- _TASK PROMPT_:
Entries follow. Set all of them down as they stand.

= = = =

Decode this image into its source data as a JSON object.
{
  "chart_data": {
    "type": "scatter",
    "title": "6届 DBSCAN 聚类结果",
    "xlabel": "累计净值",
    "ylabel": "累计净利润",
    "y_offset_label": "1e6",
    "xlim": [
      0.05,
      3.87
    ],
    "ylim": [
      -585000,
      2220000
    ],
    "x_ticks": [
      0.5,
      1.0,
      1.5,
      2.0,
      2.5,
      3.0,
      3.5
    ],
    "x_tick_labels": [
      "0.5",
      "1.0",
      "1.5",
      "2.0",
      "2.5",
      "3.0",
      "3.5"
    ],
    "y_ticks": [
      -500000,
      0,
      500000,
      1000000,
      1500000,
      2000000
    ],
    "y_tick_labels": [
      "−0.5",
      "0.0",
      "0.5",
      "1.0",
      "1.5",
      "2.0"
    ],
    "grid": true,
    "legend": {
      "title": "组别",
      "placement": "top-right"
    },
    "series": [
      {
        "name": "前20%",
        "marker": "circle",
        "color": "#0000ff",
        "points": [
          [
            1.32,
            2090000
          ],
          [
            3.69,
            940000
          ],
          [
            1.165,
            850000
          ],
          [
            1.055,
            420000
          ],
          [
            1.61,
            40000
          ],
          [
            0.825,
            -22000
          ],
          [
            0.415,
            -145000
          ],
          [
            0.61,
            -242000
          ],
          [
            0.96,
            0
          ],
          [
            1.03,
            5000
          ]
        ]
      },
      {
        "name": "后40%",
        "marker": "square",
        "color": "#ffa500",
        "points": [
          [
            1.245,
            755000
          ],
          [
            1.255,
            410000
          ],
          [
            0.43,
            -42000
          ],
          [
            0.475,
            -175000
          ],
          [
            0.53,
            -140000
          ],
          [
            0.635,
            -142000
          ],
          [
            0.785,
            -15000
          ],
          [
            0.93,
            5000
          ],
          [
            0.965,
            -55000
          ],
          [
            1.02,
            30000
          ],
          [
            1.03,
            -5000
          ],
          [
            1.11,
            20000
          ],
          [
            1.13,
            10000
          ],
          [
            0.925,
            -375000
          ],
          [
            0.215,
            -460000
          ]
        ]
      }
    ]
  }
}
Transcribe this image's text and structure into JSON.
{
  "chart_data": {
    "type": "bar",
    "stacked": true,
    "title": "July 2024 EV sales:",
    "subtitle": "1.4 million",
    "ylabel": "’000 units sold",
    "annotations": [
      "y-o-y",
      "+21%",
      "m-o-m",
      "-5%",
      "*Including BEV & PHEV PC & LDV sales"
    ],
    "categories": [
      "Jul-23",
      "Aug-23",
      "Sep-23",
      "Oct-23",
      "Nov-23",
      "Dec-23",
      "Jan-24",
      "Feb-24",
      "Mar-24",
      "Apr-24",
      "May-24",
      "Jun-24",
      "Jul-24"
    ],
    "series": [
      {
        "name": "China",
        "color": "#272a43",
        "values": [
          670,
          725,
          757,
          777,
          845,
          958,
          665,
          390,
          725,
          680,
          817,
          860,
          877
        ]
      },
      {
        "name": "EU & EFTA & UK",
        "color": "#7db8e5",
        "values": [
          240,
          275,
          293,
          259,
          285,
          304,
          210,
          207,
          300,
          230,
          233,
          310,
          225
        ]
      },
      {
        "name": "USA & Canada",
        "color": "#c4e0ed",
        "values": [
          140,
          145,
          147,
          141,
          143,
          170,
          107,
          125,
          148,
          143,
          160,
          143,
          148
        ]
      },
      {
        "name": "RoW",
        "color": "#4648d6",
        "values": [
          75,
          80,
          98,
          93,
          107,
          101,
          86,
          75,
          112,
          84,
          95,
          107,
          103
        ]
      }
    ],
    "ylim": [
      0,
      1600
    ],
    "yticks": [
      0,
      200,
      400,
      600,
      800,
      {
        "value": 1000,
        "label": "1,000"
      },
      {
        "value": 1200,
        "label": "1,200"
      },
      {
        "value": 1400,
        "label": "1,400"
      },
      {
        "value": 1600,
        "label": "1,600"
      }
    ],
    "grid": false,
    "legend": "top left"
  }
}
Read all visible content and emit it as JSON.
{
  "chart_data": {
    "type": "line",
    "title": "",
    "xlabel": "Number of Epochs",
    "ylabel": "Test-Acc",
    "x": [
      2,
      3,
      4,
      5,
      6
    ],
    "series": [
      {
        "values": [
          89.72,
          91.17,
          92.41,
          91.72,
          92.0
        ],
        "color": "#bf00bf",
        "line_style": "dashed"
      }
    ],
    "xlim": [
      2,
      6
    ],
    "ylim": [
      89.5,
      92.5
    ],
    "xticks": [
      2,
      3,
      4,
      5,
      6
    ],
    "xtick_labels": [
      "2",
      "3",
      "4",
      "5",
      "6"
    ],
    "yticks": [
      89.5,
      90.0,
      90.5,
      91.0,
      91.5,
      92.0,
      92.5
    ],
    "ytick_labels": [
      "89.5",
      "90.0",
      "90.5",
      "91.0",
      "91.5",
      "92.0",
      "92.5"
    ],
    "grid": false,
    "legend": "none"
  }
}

= = = =

- _COMPLETED EXERCISE_:
Decode this image into its source data as a JSON object.
{
  "chart_data": {
    "type": "scatter",
    "title": "6届 DBSCAN 聚类结果",
    "xlabel": "累计净值",
    "ylabel": "累计净利润",
    "y_offset_label": "1e6",
    "xlim": [
      0.05,
      3.87
    ],
    "ylim": [
      -585000,
      2220000
    ],
    "x_ticks": [
      0.5,
      1.0,
      1.5,
      2.0,
      2.5,
      3.0,
      3.5
    ],
    "x_tick_labels": [
      "0.5",
      "1.0",
      "1.5",
      "2.0",
      "2.5",
      "3.0",
      "3.5"
    ],
    "y_ticks": [
      -500000,
      0,
      500000,
      1000000,
      1500000,
      2000000
    ],
    "y_tick_labels": [
      "−0.5",
      "0.0",
      "0.5",
      "1.0",
      "1.5",
      "2.0"
    ],
    "grid": true,
    "legend": {
      "title": "组别",
      "placement": "top-right"
    },
    "series": [
      {
        "name": "前20%",
        "marker": "circle",
        "color": "#0000ff",
        "points": [
          [
            1.32,
            2090000
          ],
          [
            3.69,
            940000
          ],
          [
            1.165,
            850000
          ],
          [
            1.055,
            420000
          ],
          [
            1.61,
            40000
          ],
          [
            0.825,
            -22000
          ],
          [
            0.415,
            -145000
          ],
          [
            0.61,
            -242000
          ],
          [
            0.96,
            0
          ],
          [
            1.03,
            5000
          ]
        ]
      },
      {
        "name": "后40%",
        "marker": "square",
        "color": "#ffa500",
        "points": [
          [
            1.245,
            755000
          ],
          [
            1.255,
            410000
          ],
          [
            0.43,
            -42000
          ],
          [
            0.475,
            -175000
          ],
          [
            0.53,
            -140000
          ],
          [
            0.635,
            -142000
          ],
          [
            0.785,
            -15000
          ],
          [
            0.93,
            5000
          ],
          [
            0.965,
            -55000
          ],
          [
            1.02,
            30000
          ],
          [
            1.03,
            -5000
          ],
          [
            1.11,
            20000
          ],
          [
            1.13,
            10000
          ],
          [
            0.925,
            -375000
          ],
          [
            0.215,
            -460000
          ]
        ]
      }
    ]
  }
}
Transcribe this image's text and structure into JSON.
{
  "chart_data": {
    "type": "bar",
    "stacked": true,
    "title": "July 2024 EV sales:",
    "subtitle": "1.4 million",
    "ylabel": "’000 units sold",
    "annotations": [
      "y-o-y",
      "+21%",
      "m-o-m",
      "-5%",
      "*Including BEV & PHEV PC & LDV sales"
    ],
    "categories": [
      "Jul-23",
      "Aug-23",
      "Sep-23",
      "Oct-23",
      "Nov-23",
      "Dec-23",
      "Jan-24",
      "Feb-24",
      "Mar-24",
      "Apr-24",
      "May-24",
      "Jun-24",
      "Jul-24"
    ],
    "series": [
      {
        "name": "China",
        "color": "#272a43",
        "values": [
          670,
          725,
          757,
          777,
          845,
          958,
          665,
          390,
          725,
          680,
          817,
          860,
          877
        ]
      },
      {
        "name": "EU & EFTA & UK",
        "color": "#7db8e5",
        "values": [
          240,
          275,
          293,
          259,
          285,
          304,
          210,
          207,
          300,
          230,
          233,
          310,
          225
        ]
      },
      {
        "name": "USA & Canada",
        "color": "#c4e0ed",
        "values": [
          140,
          145,
          147,
          141,
          143,
          170,
          107,
          125,
          148,
          143,
          160,
          143,
          148
        ]
      },
      {
        "name": "RoW",
        "color": "#4648d6",
        "values": [
          75,
          80,
          98,
          93,
          107,
          101,
          86,
          75,
          112,
          84,
          95,
          107,
          103
        ]
      }
    ],
    "ylim": [
      0,
      1600
    ],
    "yticks": [
      0,
      200,
      400,
      600,
      800,
      {
        "value": 1000,
        "label": "1,000"
      },
      {
        "value": 1200,
        "label": "1,200"
      },
      {
        "value": 1400,
        "label": "1,400"
      },
      {
        "value": 1600,
        "label": "1,600"
      }
    ],
    "grid": false,
    "legend": "top left"
  }
}
Read all visible content and emit it as JSON.
{
  "chart_data": {
    "type": "line",
    "title": "",
    "xlabel": "Number of Epochs",
    "ylabel": "Test-Acc",
    "x": [
      2,
      3,
      4,
      5,
      6
    ],
    "series": [
      {
        "values": [
          89.72,
          91.17,
          92.41,
          91.72,
          92.0
        ],
        "color": "#bf00bf",
        "line_style": "dashed"
      }
    ],
    "xlim": [
      2,
      6
    ],
    "ylim": [
      89.5,
      92.5
    ],
    "xticks": [
      2,
      3,
      4,
      5,
      6
    ],
    "xtick_labels": [
      "2",
      "3",
      "4",
      "5",
      "6"
    ],
    "yticks": [
      89.5,
      90.0,
      90.5,
      91.0,
      91.5,
      92.0,
      92.5
    ],
    "ytick_labels": [
      "89.5",
      "90.0",
      "90.5",
      "91.0",
      "91.5",
      "92.0",
      "92.5"
    ],
    "grid": false,
    "legend": "none"
  }
}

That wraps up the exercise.